[Information provided]
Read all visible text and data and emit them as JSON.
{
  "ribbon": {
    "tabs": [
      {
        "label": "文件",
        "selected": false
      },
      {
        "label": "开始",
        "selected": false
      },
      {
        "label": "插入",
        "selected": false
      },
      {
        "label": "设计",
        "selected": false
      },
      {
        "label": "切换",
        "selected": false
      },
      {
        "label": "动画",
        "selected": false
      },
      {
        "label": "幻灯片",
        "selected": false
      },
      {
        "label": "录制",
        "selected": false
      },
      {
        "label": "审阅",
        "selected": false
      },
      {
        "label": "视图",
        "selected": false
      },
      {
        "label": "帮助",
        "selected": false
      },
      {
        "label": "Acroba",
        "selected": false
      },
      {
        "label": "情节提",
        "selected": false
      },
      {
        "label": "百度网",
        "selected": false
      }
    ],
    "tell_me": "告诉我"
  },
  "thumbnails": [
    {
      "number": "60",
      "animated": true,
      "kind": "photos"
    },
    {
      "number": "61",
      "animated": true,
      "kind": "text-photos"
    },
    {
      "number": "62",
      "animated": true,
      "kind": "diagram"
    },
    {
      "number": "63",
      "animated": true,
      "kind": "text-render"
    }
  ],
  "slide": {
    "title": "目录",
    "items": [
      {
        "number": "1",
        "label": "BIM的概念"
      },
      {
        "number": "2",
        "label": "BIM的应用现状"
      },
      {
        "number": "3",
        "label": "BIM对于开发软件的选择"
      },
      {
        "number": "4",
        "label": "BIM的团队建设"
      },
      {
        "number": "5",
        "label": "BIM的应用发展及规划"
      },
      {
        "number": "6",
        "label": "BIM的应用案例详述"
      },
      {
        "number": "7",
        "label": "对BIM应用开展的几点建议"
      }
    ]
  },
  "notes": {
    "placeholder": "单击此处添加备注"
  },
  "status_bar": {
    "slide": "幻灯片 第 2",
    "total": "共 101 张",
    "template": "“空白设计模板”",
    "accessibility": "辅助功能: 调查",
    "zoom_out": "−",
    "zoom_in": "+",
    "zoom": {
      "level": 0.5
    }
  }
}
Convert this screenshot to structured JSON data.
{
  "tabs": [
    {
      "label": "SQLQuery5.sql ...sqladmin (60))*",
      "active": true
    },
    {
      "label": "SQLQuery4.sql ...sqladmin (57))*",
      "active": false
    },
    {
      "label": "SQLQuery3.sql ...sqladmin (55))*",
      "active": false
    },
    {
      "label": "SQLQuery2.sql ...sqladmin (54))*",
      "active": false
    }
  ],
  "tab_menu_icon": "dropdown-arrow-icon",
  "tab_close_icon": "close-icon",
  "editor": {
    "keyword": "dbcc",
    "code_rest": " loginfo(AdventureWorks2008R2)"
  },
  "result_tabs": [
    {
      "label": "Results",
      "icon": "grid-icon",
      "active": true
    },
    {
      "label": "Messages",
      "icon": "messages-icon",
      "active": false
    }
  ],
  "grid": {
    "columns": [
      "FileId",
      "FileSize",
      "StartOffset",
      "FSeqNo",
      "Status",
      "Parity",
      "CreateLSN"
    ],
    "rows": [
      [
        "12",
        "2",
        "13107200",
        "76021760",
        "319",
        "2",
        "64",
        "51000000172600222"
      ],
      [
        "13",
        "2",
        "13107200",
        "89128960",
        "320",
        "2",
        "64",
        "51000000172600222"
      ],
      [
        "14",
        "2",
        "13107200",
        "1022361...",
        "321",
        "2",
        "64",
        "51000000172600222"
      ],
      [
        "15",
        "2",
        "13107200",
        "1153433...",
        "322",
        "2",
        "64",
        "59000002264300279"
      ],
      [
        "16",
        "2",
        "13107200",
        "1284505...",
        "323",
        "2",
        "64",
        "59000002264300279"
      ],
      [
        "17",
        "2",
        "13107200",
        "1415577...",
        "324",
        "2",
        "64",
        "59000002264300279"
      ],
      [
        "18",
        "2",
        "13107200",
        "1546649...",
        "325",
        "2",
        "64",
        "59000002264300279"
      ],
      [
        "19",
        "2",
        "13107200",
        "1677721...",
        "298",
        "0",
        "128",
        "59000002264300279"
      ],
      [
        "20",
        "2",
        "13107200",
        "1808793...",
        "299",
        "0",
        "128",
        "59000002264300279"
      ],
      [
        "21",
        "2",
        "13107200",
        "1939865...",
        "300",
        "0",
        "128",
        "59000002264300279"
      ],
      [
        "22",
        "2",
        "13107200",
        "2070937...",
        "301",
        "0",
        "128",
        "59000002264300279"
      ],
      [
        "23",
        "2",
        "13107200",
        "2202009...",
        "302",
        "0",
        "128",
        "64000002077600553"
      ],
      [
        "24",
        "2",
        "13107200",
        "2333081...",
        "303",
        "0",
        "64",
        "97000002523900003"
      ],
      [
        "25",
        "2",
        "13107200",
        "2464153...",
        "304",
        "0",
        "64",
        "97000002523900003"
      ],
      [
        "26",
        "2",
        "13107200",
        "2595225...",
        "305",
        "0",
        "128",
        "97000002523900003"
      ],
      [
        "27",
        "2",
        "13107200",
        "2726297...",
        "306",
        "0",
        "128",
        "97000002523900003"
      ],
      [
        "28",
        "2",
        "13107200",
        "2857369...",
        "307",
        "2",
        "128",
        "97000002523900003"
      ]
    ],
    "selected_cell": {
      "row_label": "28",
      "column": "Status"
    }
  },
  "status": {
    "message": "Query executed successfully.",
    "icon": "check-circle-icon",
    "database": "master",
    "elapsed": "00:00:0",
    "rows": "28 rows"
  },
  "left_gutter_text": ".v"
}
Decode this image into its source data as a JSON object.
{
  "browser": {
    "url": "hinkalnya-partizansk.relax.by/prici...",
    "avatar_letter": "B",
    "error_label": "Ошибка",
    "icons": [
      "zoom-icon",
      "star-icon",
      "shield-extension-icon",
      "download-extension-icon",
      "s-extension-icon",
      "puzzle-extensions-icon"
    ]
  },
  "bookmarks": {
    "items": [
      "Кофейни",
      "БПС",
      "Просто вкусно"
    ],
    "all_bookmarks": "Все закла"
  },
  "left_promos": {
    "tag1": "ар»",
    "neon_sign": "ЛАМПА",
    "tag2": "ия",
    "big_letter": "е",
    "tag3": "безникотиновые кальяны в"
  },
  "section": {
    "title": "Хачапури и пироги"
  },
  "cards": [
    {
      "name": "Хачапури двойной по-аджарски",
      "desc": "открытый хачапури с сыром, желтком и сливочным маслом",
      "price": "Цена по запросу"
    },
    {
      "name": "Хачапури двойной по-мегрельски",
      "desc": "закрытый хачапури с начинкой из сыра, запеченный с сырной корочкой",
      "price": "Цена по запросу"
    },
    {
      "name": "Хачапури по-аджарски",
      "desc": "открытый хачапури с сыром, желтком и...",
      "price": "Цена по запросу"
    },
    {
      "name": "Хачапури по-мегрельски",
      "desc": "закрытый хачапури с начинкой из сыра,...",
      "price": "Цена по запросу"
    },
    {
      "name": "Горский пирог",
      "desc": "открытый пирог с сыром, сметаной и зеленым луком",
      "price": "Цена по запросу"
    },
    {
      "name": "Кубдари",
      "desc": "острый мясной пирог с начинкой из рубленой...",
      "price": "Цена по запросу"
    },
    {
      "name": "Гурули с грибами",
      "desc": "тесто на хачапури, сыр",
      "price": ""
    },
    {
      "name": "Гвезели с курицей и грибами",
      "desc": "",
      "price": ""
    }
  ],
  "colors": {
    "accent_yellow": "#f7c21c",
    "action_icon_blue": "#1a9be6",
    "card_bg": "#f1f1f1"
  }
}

[Challenge] Write out all records exactly, keeping every detail.

[Solution to this task]
Read all visible text and data and emit them as JSON.
{
  "ribbon": {
    "tabs": [
      {
        "label": "文件",
        "selected": false
      },
      {
        "label": "开始",
        "selected": false
      },
      {
        "label": "插入",
        "selected": false
      },
      {
        "label": "设计",
        "selected": false
      },
      {
        "label": "切换",
        "selected": false
      },
      {
        "label": "动画",
        "selected": false
      },
      {
        "label": "幻灯片",
        "selected": false
      },
      {
        "label": "录制",
        "selected": false
      },
      {
        "label": "审阅",
        "selected": false
      },
      {
        "label": "视图",
        "selected": false
      },
      {
        "label": "帮助",
        "selected": false
      },
      {
        "label": "Acroba",
        "selected": false
      },
      {
        "label": "情节提",
        "selected": false
      },
      {
        "label": "百度网",
        "selected": false
      }
    ],
    "tell_me": "告诉我"
  },
  "thumbnails": [
    {
      "number": "60",
      "animated": true,
      "kind": "photos"
    },
    {
      "number": "61",
      "animated": true,
      "kind": "text-photos"
    },
    {
      "number": "62",
      "animated": true,
      "kind": "diagram"
    },
    {
      "number": "63",
      "animated": true,
      "kind": "text-render"
    }
  ],
  "slide": {
    "title": "目录",
    "items": [
      {
        "number": "1",
        "label": "BIM的概念"
      },
      {
        "number": "2",
        "label": "BIM的应用现状"
      },
      {
        "number": "3",
        "label": "BIM对于开发软件的选择"
      },
      {
        "number": "4",
        "label": "BIM的团队建设"
      },
      {
        "number": "5",
        "label": "BIM的应用发展及规划"
      },
      {
        "number": "6",
        "label": "BIM的应用案例详述"
      },
      {
        "number": "7",
        "label": "对BIM应用开展的几点建议"
      }
    ]
  },
  "notes": {
    "placeholder": "单击此处添加备注"
  },
  "status_bar": {
    "slide": "幻灯片 第 2",
    "total": "共 101 张",
    "template": "“空白设计模板”",
    "accessibility": "辅助功能: 调查",
    "zoom_out": "−",
    "zoom_in": "+",
    "zoom": {
      "level": 0.5
    }
  }
}
Convert this screenshot to structured JSON data.
{
  "tabs": [
    {
      "label": "SQLQuery5.sql ...sqladmin (60))*",
      "active": true
    },
    {
      "label": "SQLQuery4.sql ...sqladmin (57))*",
      "active": false
    },
    {
      "label": "SQLQuery3.sql ...sqladmin (55))*",
      "active": false
    },
    {
      "label": "SQLQuery2.sql ...sqladmin (54))*",
      "active": false
    }
  ],
  "tab_menu_icon": "dropdown-arrow-icon",
  "tab_close_icon": "close-icon",
  "editor": {
    "keyword": "dbcc",
    "code_rest": " loginfo(AdventureWorks2008R2)"
  },
  "result_tabs": [
    {
      "label": "Results",
      "icon": "grid-icon",
      "active": true
    },
    {
      "label": "Messages",
      "icon": "messages-icon",
      "active": false
    }
  ],
  "grid": {
    "columns": [
      "FileId",
      "FileSize",
      "StartOffset",
      "FSeqNo",
      "Status",
      "Parity",
      "CreateLSN"
    ],
    "rows": [
      [
        "12",
        "2",
        "13107200",
        "76021760",
        "319",
        "2",
        "64",
        "51000000172600222"
      ],
      [
        "13",
        "2",
        "13107200",
        "89128960",
        "320",
        "2",
        "64",
        "51000000172600222"
      ],
      [
        "14",
        "2",
        "13107200",
        "1022361...",
        "321",
        "2",
        "64",
        "51000000172600222"
      ],
      [
        "15",
        "2",
        "13107200",
        "1153433...",
        "322",
        "2",
        "64",
        "59000002264300279"
      ],
      [
        "16",
        "2",
        "13107200",
        "1284505...",
        "323",
        "2",
        "64",
        "59000002264300279"
      ],
      [
        "17",
        "2",
        "13107200",
        "1415577...",
        "324",
        "2",
        "64",
        "59000002264300279"
      ],
      [
        "18",
        "2",
        "13107200",
        "1546649...",
        "325",
        "2",
        "64",
        "59000002264300279"
      ],
      [
        "19",
        "2",
        "13107200",
        "1677721...",
        "298",
        "0",
        "128",
        "59000002264300279"
      ],
      [
        "20",
        "2",
        "13107200",
        "1808793...",
        "299",
        "0",
        "128",
        "59000002264300279"
      ],
      [
        "21",
        "2",
        "13107200",
        "1939865...",
        "300",
        "0",
        "128",
        "59000002264300279"
      ],
      [
        "22",
        "2",
        "13107200",
        "2070937...",
        "301",
        "0",
        "128",
        "59000002264300279"
      ],
      [
        "23",
        "2",
        "13107200",
        "2202009...",
        "302",
        "0",
        "128",
        "64000002077600553"
      ],
      [
        "24",
        "2",
        "13107200",
        "2333081...",
        "303",
        "0",
        "64",
        "97000002523900003"
      ],
      [
        "25",
        "2",
        "13107200",
        "2464153...",
        "304",
        "0",
        "64",
        "97000002523900003"
      ],
      [
        "26",
        "2",
        "13107200",
        "2595225...",
        "305",
        "0",
        "128",
        "97000002523900003"
      ],
      [
        "27",
        "2",
        "13107200",
        "2726297...",
        "306",
        "0",
        "128",
        "97000002523900003"
      ],
      [
        "28",
        "2",
        "13107200",
        "2857369...",
        "307",
        "2",
        "128",
        "97000002523900003"
      ]
    ],
    "selected_cell": {
      "row_label": "28",
      "column": "Status"
    }
  },
  "status": {
    "message": "Query executed successfully.",
    "icon": "check-circle-icon",
    "database": "master",
    "elapsed": "00:00:0",
    "rows": "28 rows"
  },
  "left_gutter_text": ".v"
}
Decode this image into its source data as a JSON object.
{
  "browser": {
    "url": "hinkalnya-partizansk.relax.by/prici...",
    "avatar_letter": "B",
    "error_label": "Ошибка",
    "icons": [
      "zoom-icon",
      "star-icon",
      "shield-extension-icon",
      "download-extension-icon",
      "s-extension-icon",
      "puzzle-extensions-icon"
    ]
  },
  "bookmarks": {
    "items": [
      "Кофейни",
      "БПС",
      "Просто вкусно"
    ],
    "all_bookmarks": "Все закла"
  },
  "left_promos": {
    "tag1": "ар»",
    "neon_sign": "ЛАМПА",
    "tag2": "ия",
    "big_letter": "е",
    "tag3": "безникотиновые кальяны в"
  },
  "section": {
    "title": "Хачапури и пироги"
  },
  "cards": [
    {
      "name": "Хачапури двойной по-аджарски",
      "desc": "открытый хачапури с сыром, желтком и сливочным маслом",
      "price": "Цена по запросу"
    },
    {
      "name": "Хачапури двойной по-мегрельски",
      "desc": "закрытый хачапури с начинкой из сыра, запеченный с сырной корочкой",
      "price": "Цена по запросу"
    },
    {
      "name": "Хачапури по-аджарски",
      "desc": "открытый хачапури с сыром, желтком и...",
      "price": "Цена по запросу"
    },
    {
      "name": "Хачапури по-мегрельски",
      "desc": "закрытый хачапури с начинкой из сыра,...",
      "price": "Цена по запросу"
    },
    {
      "name": "Горский пирог",
      "desc": "открытый пирог с сыром, сметаной и зеленым луком",
      "price": "Цена по запросу"
    },
    {
      "name": "Кубдари",
      "desc": "острый мясной пирог с начинкой из рубленой...",
      "price": "Цена по запросу"
    },
    {
      "name": "Гурули с грибами",
      "desc": "тесто на хачапури, сыр",
      "price": ""
    },
    {
      "name": "Гвезели с курицей и грибами",
      "desc": "",
      "price": ""
    }
  ],
  "colors": {
    "accent_yellow": "#f7c21c",
    "action_icon_blue": "#1a9be6",
    "card_bg": "#f1f1f1"
  }
}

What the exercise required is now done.